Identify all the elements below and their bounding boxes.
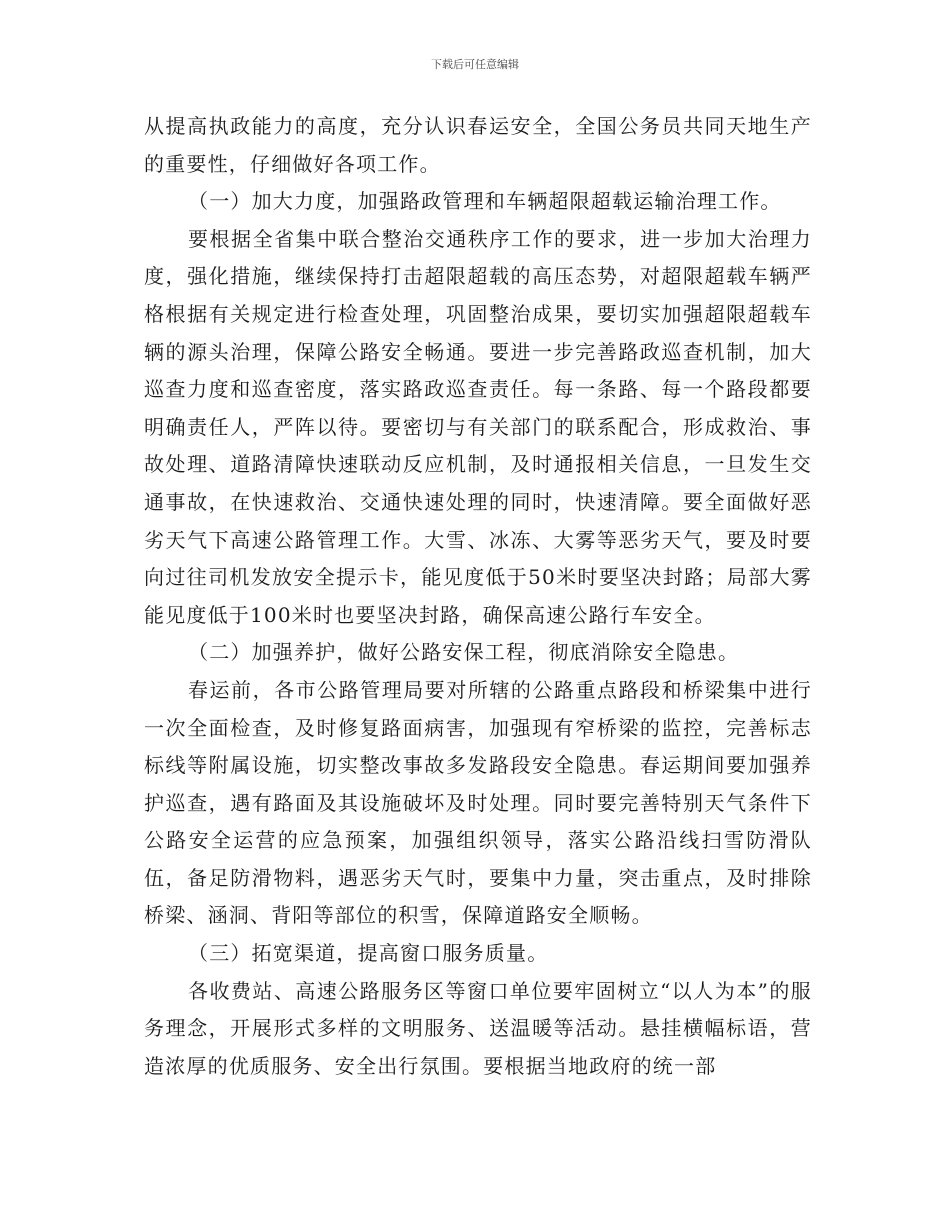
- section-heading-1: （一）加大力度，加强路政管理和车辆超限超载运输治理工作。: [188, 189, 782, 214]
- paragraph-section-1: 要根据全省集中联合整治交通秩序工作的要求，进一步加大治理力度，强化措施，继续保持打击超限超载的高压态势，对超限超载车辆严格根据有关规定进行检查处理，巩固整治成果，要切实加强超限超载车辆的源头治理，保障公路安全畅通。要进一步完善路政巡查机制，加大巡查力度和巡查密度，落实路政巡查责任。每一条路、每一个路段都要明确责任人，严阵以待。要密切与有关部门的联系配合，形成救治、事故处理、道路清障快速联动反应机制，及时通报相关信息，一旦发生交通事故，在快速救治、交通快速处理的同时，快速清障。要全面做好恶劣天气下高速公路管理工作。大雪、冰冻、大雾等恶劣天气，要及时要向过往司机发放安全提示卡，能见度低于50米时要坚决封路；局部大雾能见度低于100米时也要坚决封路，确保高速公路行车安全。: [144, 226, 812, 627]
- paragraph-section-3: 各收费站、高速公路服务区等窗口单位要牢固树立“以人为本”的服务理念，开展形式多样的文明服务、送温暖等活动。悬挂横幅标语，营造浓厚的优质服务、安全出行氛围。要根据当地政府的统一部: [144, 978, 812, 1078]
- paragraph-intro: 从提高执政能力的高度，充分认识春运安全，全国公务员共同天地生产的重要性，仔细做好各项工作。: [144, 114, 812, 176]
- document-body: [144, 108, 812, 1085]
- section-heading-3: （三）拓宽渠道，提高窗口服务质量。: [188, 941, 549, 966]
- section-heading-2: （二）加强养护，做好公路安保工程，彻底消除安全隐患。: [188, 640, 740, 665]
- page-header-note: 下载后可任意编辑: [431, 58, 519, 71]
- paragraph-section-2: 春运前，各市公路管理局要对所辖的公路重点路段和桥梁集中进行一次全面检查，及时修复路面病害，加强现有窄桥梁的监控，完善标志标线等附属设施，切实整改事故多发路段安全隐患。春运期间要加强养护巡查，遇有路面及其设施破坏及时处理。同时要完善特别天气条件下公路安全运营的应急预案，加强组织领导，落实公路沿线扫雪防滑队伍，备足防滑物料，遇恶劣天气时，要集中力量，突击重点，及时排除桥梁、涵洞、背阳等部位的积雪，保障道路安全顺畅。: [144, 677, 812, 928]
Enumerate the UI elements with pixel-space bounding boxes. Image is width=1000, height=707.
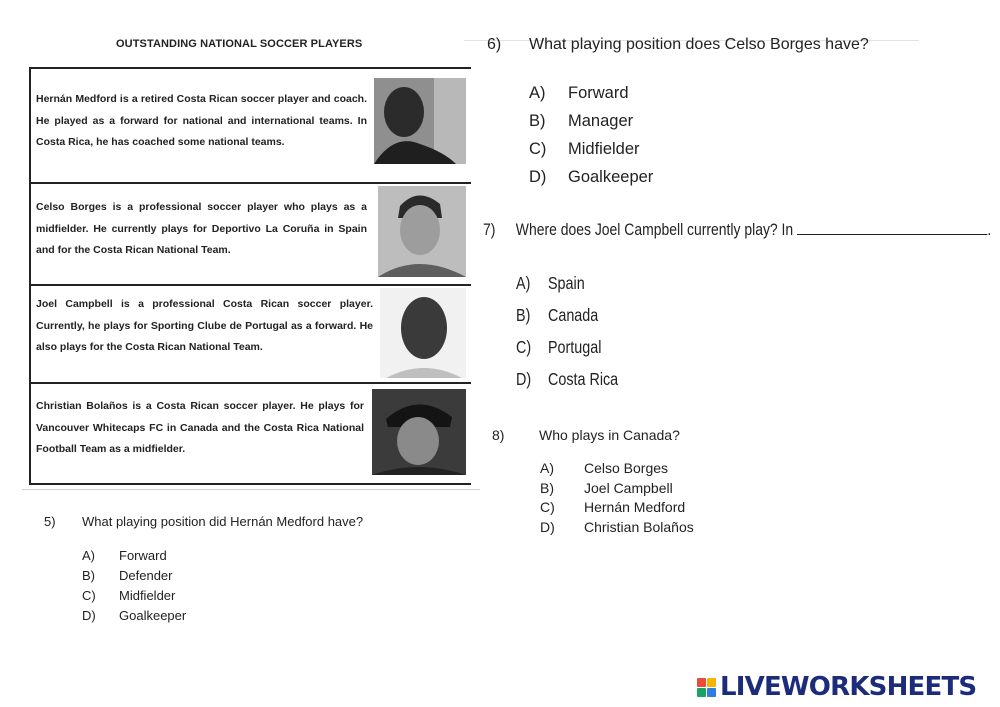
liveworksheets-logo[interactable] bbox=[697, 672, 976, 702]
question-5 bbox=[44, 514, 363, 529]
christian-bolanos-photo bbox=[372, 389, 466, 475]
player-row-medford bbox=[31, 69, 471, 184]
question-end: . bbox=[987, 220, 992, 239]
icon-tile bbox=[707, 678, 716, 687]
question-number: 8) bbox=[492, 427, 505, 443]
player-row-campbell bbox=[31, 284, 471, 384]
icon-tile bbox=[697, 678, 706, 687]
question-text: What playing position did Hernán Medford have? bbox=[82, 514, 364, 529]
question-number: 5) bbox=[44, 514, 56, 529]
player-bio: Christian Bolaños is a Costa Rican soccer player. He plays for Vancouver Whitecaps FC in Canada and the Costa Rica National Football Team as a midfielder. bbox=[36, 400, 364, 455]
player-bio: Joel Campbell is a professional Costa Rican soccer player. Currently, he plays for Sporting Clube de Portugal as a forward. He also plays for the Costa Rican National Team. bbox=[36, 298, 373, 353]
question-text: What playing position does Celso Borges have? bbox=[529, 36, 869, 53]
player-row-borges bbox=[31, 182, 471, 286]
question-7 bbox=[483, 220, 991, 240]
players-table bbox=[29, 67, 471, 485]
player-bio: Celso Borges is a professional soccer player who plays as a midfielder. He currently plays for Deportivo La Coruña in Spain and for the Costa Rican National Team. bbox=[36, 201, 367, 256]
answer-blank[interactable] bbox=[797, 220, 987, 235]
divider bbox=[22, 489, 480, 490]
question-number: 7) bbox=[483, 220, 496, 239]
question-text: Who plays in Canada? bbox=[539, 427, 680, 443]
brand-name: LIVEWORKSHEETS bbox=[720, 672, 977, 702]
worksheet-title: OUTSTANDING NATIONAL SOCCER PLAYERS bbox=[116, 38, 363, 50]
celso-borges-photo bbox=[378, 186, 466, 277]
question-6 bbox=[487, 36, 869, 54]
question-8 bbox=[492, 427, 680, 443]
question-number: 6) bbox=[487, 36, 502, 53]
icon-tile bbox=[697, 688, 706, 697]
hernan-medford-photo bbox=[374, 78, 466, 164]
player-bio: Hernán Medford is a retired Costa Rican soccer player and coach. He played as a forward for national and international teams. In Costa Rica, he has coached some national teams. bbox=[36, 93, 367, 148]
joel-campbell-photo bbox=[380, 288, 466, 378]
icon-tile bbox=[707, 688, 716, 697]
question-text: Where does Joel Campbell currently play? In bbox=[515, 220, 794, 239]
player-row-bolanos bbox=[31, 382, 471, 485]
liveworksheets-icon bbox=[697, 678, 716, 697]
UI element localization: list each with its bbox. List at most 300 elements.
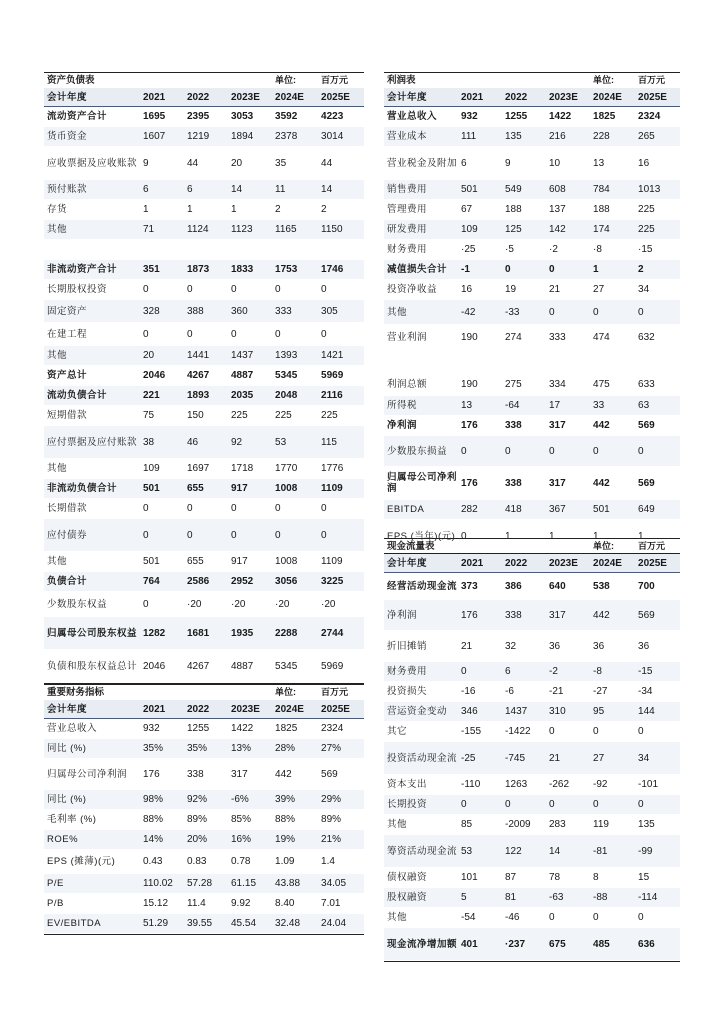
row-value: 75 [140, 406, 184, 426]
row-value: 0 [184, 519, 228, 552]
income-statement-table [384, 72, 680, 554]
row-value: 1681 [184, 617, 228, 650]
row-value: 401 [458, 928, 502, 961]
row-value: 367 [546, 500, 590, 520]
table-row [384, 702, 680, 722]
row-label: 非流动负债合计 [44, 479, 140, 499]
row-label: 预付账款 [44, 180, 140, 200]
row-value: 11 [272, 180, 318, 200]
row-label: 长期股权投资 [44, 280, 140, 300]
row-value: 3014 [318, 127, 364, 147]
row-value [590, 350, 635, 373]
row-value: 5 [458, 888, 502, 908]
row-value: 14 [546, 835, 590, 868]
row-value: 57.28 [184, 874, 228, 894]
▬▬▬▬▬▬
▸ TASK PROMPT:
Please format the entries above as a JSON list of strings, one string per line, with blank lines and the pictures left out.

▸ TASK SOLUTION:
[
  "Identify all the elements below and their bounding boxes.",
  "- section-heading-1: （一）加大力度，加强路政管理和车辆超限超载运输治理工作。: [188, 189, 782, 214]",
  "- paragraph-section-1: 要根据全省集中联合整治交通秩序工作的要求，进一步加大治理力度，强化措施，继续保持打击超限超载的高压态势，对超限超载车辆严格根据有关规定进行检查处理，巩固整治成果，要切实加强超限超载车辆的源头治理，保障公路安全畅通。要进一步完善路政巡查机制，加大巡查力度和巡查密度，落实路政巡查责任。每一条路、每一个路段都要明确责任人，严阵以待。要密切与有关部门的联系配合，形成救治、事故处理、道路清障快速联动反应机制，及时通报相关信息，一旦发生交通事故，在快速救治、交通快速处理的同时，快速清障。要全面做好恶劣天气下高速公路管理工作。大雪、冰冻、大雾等恶劣天气，要及时要向过往司机发放安全提示卡，能见度低于50米时要坚决封路；局部大雾能见度低于100米时也要坚决封路，确保高速公路行车安全。: [144, 226, 812, 627]",
  "- paragraph-section-3: 各收费站、高速公路服务区等窗口单位要牢固树立“以人为本”的服务理念，开展形式多样的文明服务、送温暖等活动。悬挂横幅标语，营造浓厚的优质服务、安全出行氛围。要根据当地政府的统一部: [144, 978, 812, 1078]",
  "- paragraph-intro: 从提高执政能力的高度，充分认识春运安全，全国公务员共同天地生产的重要性，仔细做好各项工作。: [144, 114, 812, 176]",
  "- document-body: [144, 108, 812, 1085]",
  "- section-heading-3: （三）拓宽渠道，提高窗口服务质量。: [188, 941, 549, 966]",
  "- section-heading-2: （二）加强养护，做好公路安保工程，彻底消除安全隐患。: [188, 640, 740, 665]",
  "- page-header-note: 下载后可任意编辑: [431, 58, 519, 71]",
  "- paragraph-section-2: 春运前，各市公路管理局要对所辖的公路重点路段和桥梁集中进行一次全面检查，及时修复路面病害，加强现有窄桥梁的监控，完善标志标线等附属设施，切实整改事故多发路段安全隐患。春运期间要加强养护巡查，遇有路面及其设施破坏及时处理。同时要完善特别天气条件下公路安全运营的应急预案，加强组织领导，落实公路沿线扫雪防滑队伍，备足防滑物料，遇恶劣天气时，要集中力量，突击重点，及时排除桥梁、涵洞、背阳等部位的积雪，保障道路安全顺畅。: [144, 677, 812, 928]",
  "Enumerate the UI elements with pixel-space bounding boxes. Image is width=1000, height=707.",
  "liveworksheets-logo[interactable] bbox=[697, 672, 976, 702]",
  "question-5 bbox=[44, 514, 363, 529]",
  "christian-bolanos-photo bbox=[372, 389, 466, 475]",
  "player-row-medford bbox=[31, 69, 471, 184]",
  "question-end: . bbox=[987, 220, 992, 239]",
  "icon-tile bbox=[707, 678, 716, 687]",
  "question-number: 8) bbox=[492, 427, 505, 443]",
  "player-row-campbell bbox=[31, 284, 471, 384]",
  "icon-tile bbox=[697, 678, 706, 687]",
  "question-text: What playing position did Hernán Medford have? bbox=[82, 514, 364, 529]",
  "question-number: 5) bbox=[44, 514, 56, 529]",
  "player-bio: Christian Bolaños is a Costa Rican soccer player. He plays for Vancouver Whitecaps FC in Canada and the Costa Rica National Football Team as a midfielder. bbox=[36, 400, 364, 455]",
  "player-bio: Joel Campbell is a professional Costa Rican soccer player. Currently, he plays for Sporting Clube de Portugal as a forward. He also plays for the Costa Rican National Team. bbox=[36, 298, 373, 353]",
  "question-text: What playing position does Celso Borges have? bbox=[529, 36, 869, 53]",
  "player-row-borges bbox=[31, 182, 471, 286]",
  "question-7 bbox=[483, 220, 991, 240]",
  "players-table bbox=[29, 67, 471, 485]",
  "player-bio: Celso Borges is a professional soccer player who plays as a midfielder. He currently plays for Deportivo La Coruña in Spain and for the Costa Rican National Team. bbox=[36, 201, 367, 256]",
  "answer-blank[interactable] bbox=[797, 220, 987, 235]",
  "divider bbox=[22, 489, 480, 490]",
  "question-number: 7) bbox=[483, 220, 496, 239]",
  "question-text: Who plays in Canada? bbox=[539, 427, 680, 443]",
  "brand-name: LIVEWORKSHEETS bbox=[720, 672, 977, 702]",
  "worksheet-title: OUTSTANDING NATIONAL SOCCER PLAYERS bbox=[116, 38, 363, 50]",
  "celso-borges-photo bbox=[378, 186, 466, 277]",
  "question-6 bbox=[487, 36, 869, 54]",
  "question-8 bbox=[492, 427, 680, 443]",
  "question-number: 6) bbox=[487, 36, 502, 53]",
  "icon-tile bbox=[697, 688, 706, 697]",
  "hernan-medford-photo bbox=[374, 78, 466, 164]",
  "player-bio: Hernán Medford is a retired Costa Rican soccer player and coach. He played as a forward for national and international teams. In Costa Rica, he has coached some national teams. bbox=[36, 93, 367, 148]",
  "joel-campbell-photo bbox=[380, 288, 466, 378]",
  "icon-tile bbox=[707, 688, 716, 697]",
  "question-text: Where does Joel Campbell currently play? In bbox=[515, 220, 794, 239]",
  "player-row-bolanos bbox=[31, 382, 471, 485]",
  "liveworksheets-icon bbox=[697, 678, 716, 697]",
  "UI element localization: list each with its bbox. List at most 300 elements.",
  "row-value: 75 [140, 406, 184, 426]",
  "row-value: 0 [184, 519, 228, 552]",
  "income-statement-table [384, 72, 680, 554]",
  "row-value: 1681 [184, 617, 228, 650]",
  "row-value: 401 [458, 928, 502, 961]",
  "row-value: 367 [546, 500, 590, 520]",
  "table-row [384, 702, 680, 722]",
  "row-label: 非流动负债合计 [44, 479, 140, 499]",
  "row-label: 预付账款 [44, 180, 140, 200]",
  "row-value: 11 [272, 180, 318, 200]",
  "row-label: 长期股权投资 [44, 280, 140, 300]",
  "row-value: 3014 [318, 127, 364, 147]",
  "row-value [590, 350, 635, 373]",
  "row-value: 5 [458, 888, 502, 908]",
  "row-value: 14 [546, 835, 590, 868]",
  "row-value: 57.28 [184, 874, 228, 894]"
]